Problem requirements :: State the number of lines in the material below that have "English" in them, without any other text.
-----
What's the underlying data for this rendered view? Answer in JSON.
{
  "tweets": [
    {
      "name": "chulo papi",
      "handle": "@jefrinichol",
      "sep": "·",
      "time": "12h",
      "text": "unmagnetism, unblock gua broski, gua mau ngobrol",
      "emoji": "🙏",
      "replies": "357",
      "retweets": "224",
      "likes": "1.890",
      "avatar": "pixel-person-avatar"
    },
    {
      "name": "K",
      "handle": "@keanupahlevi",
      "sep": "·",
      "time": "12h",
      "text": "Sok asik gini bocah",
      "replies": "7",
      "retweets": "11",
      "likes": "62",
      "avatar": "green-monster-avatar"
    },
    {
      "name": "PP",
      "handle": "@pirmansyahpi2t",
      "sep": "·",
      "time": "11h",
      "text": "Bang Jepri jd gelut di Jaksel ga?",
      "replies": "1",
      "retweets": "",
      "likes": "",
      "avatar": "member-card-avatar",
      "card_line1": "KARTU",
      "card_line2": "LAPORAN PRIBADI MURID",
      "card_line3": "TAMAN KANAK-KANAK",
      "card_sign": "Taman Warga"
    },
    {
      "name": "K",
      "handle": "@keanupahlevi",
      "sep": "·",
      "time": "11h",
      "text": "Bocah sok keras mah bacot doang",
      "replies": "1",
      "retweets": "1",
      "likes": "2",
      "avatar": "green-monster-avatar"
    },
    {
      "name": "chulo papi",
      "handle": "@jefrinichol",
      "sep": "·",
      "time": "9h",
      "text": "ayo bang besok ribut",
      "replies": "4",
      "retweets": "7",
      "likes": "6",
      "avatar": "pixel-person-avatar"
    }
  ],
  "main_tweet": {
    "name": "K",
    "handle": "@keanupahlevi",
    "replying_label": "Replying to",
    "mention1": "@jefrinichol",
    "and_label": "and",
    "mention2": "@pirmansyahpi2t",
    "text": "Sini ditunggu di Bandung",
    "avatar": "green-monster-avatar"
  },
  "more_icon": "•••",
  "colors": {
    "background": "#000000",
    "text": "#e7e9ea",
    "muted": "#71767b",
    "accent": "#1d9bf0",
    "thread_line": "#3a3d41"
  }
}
-----
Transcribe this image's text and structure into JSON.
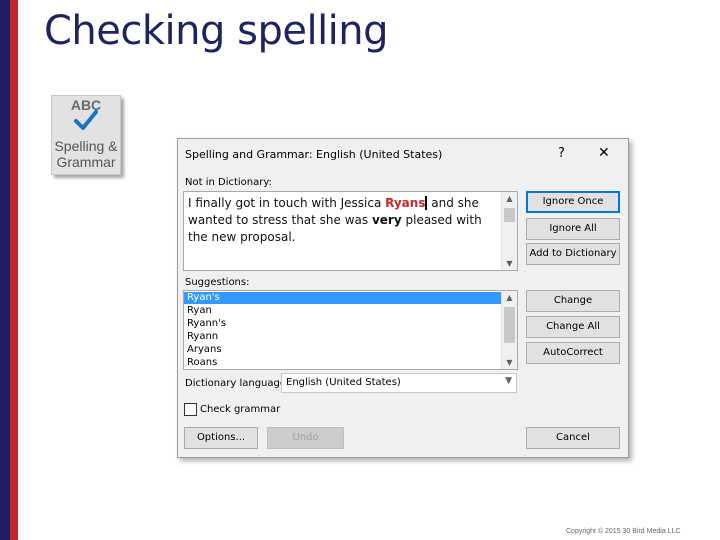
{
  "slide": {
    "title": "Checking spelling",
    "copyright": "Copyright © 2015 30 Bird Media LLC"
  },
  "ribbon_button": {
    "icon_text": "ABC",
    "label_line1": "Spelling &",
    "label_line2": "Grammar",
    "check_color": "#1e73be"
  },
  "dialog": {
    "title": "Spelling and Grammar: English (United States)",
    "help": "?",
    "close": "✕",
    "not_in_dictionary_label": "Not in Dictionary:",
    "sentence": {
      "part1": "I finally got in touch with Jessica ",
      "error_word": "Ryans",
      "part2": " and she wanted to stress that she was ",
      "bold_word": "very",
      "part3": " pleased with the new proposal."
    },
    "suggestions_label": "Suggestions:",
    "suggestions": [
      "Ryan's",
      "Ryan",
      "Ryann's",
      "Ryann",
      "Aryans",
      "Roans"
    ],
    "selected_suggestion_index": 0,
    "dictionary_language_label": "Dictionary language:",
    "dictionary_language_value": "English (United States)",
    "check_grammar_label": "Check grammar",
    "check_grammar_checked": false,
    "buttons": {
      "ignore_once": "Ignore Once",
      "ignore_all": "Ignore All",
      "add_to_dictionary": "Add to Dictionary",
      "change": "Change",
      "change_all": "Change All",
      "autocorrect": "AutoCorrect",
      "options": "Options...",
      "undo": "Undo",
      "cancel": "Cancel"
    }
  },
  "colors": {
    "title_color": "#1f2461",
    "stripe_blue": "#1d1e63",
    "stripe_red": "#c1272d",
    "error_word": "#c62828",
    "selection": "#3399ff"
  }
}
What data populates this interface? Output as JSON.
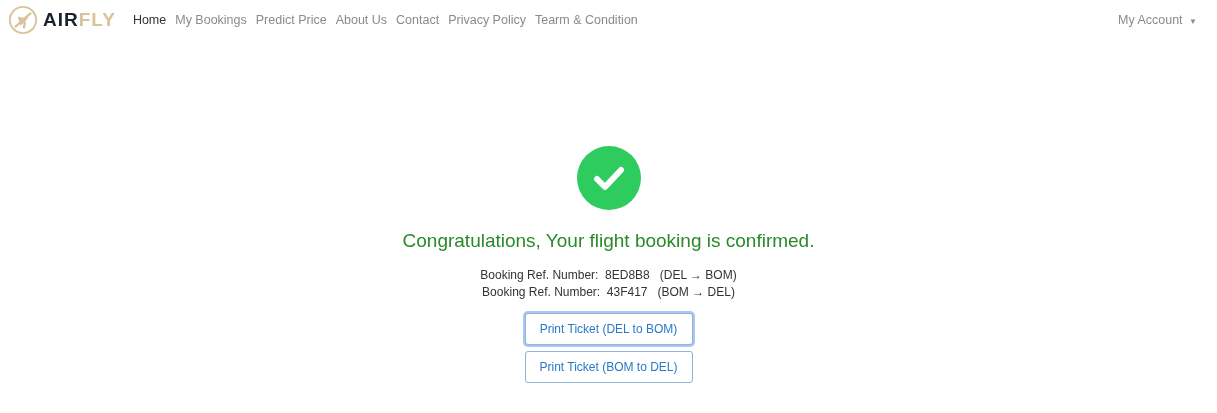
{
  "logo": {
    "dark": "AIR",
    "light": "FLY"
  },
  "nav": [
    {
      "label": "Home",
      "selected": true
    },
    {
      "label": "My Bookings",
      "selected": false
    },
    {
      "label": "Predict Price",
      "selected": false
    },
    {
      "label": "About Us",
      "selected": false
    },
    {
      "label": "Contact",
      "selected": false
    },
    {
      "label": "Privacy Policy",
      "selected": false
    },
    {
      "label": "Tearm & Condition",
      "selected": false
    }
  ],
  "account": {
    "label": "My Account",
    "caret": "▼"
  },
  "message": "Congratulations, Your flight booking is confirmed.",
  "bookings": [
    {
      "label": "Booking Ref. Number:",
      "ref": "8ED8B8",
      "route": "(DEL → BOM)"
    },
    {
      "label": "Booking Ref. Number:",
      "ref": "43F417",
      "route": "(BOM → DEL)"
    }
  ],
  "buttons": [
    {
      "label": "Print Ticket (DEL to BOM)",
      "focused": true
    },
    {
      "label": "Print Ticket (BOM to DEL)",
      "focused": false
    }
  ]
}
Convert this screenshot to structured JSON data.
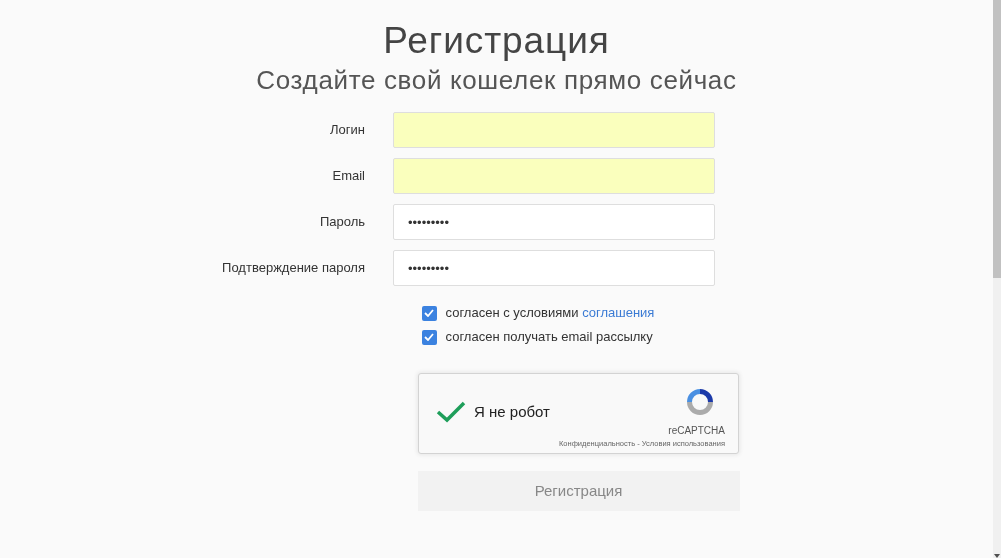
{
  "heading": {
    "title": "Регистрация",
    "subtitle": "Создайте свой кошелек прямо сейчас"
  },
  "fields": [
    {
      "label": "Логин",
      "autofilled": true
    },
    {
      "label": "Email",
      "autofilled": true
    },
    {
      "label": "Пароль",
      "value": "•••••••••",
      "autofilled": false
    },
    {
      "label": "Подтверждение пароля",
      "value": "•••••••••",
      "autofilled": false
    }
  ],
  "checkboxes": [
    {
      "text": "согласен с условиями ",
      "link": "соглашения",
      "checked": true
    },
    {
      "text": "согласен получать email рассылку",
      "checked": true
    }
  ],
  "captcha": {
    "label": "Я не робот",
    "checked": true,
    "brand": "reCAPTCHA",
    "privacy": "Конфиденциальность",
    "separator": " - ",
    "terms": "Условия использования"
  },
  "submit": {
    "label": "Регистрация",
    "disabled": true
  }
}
-----
Reply to the task :: 2